* **Directive**: Tell how many lines carry the word "title"; the reply is the number and nothing else.

──────────

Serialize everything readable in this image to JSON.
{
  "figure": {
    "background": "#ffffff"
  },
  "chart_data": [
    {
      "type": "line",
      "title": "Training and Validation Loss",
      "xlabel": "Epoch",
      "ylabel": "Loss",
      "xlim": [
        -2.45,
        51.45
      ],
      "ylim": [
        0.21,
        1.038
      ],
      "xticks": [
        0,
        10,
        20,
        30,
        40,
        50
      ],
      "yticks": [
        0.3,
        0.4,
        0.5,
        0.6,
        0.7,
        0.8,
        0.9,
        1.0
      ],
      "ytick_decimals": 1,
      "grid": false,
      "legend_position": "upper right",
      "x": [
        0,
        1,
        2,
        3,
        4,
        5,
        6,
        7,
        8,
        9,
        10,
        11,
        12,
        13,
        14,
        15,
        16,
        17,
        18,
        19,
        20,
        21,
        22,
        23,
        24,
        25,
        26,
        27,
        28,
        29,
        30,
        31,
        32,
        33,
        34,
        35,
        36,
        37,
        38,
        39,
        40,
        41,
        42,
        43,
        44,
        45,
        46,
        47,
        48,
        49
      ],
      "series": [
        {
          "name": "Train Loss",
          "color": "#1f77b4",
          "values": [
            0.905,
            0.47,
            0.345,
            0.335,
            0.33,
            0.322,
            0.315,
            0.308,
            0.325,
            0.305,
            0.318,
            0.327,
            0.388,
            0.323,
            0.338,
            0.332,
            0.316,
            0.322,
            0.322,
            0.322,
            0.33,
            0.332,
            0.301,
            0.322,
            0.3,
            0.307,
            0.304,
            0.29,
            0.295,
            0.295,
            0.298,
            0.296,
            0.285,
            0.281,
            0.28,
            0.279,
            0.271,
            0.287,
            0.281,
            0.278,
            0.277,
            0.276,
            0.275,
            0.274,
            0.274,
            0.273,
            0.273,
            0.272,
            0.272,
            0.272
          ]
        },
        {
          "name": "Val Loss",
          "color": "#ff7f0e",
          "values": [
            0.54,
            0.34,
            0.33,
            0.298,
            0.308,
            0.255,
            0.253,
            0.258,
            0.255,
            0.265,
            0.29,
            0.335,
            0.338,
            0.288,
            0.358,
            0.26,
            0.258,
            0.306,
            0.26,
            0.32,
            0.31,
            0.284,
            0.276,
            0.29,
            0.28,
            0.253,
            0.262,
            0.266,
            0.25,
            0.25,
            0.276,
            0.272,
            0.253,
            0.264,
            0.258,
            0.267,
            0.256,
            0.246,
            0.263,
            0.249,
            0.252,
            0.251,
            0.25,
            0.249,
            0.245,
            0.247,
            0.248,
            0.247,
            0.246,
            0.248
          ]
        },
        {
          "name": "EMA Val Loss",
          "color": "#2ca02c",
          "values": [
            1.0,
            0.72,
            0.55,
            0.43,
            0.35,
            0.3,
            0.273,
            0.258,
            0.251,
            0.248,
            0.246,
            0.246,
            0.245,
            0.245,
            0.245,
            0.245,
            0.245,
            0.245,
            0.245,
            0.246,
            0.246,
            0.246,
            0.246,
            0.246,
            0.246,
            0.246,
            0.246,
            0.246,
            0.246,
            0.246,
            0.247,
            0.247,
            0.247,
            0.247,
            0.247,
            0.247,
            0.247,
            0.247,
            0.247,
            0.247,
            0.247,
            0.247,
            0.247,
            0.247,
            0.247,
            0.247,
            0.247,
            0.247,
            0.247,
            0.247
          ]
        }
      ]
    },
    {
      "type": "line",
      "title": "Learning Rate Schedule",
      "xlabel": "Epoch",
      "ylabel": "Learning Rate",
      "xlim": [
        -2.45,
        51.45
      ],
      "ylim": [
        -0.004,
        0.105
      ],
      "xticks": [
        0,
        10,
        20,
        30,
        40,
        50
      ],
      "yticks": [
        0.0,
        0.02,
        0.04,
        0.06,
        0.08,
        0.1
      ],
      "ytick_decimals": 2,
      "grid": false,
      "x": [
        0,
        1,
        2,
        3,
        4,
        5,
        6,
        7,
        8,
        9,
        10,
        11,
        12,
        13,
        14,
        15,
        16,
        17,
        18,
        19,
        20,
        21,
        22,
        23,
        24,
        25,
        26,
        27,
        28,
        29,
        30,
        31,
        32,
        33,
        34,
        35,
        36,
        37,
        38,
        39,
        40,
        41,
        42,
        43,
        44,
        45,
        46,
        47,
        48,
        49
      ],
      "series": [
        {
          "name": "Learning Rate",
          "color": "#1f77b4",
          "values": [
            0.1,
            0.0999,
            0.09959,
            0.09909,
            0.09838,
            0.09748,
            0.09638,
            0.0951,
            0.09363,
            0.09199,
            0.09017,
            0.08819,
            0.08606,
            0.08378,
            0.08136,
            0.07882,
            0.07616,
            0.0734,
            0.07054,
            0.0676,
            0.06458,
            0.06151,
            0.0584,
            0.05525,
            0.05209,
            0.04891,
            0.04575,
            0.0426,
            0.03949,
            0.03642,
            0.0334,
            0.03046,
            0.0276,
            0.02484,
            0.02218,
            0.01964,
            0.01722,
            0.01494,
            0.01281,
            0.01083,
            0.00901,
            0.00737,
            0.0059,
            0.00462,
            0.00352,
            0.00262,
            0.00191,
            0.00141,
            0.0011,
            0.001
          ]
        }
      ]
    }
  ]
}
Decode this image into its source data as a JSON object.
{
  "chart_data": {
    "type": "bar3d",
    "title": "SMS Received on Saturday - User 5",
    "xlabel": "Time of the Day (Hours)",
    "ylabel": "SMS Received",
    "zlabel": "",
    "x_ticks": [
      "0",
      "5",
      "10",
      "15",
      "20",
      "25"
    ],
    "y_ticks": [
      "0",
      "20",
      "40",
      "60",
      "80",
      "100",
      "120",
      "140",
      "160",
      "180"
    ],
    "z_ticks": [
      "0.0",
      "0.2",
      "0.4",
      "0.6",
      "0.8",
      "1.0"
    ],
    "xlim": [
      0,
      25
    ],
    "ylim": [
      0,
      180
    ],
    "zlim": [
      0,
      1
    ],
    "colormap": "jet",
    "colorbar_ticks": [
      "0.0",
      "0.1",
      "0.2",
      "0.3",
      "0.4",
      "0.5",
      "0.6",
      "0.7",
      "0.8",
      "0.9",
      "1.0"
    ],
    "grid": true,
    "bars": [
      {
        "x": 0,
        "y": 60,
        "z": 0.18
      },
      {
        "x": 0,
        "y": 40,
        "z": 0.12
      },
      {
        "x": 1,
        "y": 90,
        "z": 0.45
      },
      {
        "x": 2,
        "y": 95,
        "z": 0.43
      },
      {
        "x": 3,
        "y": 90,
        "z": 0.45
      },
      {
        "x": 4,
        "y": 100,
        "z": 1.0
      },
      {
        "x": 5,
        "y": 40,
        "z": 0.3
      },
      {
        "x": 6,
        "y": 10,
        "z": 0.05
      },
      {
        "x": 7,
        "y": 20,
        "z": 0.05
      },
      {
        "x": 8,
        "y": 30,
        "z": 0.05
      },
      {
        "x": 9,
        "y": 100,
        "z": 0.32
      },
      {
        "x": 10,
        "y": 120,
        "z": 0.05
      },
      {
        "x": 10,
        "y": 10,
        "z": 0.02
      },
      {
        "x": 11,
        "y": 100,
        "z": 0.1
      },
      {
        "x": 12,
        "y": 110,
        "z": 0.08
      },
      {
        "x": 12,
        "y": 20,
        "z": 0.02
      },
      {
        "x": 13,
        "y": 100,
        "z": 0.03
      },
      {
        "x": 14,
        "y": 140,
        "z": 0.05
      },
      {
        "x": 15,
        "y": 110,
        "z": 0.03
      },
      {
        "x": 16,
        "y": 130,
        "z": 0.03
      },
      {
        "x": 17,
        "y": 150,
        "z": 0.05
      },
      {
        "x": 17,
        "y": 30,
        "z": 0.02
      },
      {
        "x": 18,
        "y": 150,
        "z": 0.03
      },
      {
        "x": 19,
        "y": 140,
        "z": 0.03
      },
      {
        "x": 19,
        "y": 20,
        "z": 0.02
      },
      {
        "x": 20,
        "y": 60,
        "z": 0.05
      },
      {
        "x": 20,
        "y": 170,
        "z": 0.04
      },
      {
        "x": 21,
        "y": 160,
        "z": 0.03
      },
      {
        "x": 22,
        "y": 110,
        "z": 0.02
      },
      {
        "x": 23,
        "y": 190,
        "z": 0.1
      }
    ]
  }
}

──────────

* **Expected answer**: 3